## WHAT IS BEING ASKED
Locate every line below that contains the word "Spielmannszug" and copy it.

## SUPPLIED ENTRIES
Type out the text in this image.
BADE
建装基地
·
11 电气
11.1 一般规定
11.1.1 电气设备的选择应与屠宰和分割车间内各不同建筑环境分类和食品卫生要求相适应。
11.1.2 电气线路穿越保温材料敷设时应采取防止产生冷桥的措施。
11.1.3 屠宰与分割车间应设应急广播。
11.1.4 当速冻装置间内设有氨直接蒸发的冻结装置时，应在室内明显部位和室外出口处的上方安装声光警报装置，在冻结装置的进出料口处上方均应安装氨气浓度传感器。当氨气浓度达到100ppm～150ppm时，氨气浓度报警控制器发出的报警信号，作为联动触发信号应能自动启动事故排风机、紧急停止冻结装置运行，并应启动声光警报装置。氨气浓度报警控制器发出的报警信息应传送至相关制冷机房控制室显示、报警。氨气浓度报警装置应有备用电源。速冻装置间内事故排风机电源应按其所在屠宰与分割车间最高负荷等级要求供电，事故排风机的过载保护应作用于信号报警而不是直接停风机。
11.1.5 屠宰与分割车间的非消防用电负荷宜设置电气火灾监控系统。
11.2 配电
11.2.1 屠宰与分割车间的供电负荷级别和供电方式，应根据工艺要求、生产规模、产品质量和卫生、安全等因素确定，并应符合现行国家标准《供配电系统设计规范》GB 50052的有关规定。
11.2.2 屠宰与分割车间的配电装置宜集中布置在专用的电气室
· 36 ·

...

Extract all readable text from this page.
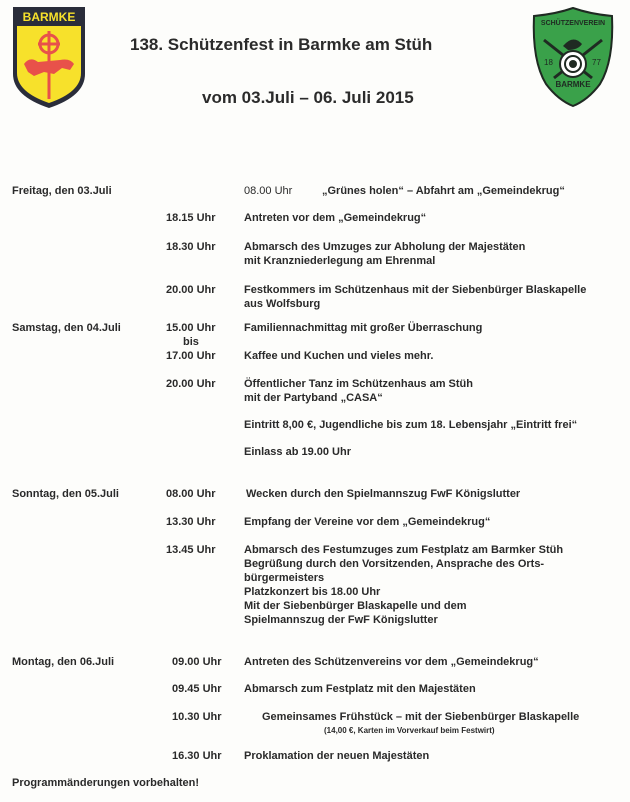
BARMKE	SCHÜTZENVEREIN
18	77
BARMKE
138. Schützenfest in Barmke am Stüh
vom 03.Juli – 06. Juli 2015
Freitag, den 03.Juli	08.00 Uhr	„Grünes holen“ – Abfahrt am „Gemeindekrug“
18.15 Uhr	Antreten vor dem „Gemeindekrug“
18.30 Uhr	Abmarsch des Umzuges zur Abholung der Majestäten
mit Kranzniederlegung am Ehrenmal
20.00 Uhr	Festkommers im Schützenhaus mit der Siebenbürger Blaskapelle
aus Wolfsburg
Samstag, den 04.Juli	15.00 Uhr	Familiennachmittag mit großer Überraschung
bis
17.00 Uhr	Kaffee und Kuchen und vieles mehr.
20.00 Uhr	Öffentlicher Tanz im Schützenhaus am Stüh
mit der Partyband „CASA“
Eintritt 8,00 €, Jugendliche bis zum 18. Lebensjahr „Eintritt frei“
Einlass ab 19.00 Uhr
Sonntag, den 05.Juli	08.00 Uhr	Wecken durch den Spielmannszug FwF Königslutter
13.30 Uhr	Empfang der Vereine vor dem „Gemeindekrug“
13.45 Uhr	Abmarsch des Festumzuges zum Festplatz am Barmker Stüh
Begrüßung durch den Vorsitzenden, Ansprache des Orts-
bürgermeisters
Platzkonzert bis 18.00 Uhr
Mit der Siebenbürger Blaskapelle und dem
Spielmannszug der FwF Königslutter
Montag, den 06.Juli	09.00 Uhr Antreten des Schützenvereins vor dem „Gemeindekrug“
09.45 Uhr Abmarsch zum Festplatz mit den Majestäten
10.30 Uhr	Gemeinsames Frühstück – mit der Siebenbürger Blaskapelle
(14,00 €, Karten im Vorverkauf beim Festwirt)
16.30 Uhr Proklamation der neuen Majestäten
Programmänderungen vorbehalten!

## ANSWER BELOW
Sonntag, den 05.Juli	08.00 Uhr	Wecken durch den Spielmannszug FwF Königslutter
Spielmannszug der FwF Königslutter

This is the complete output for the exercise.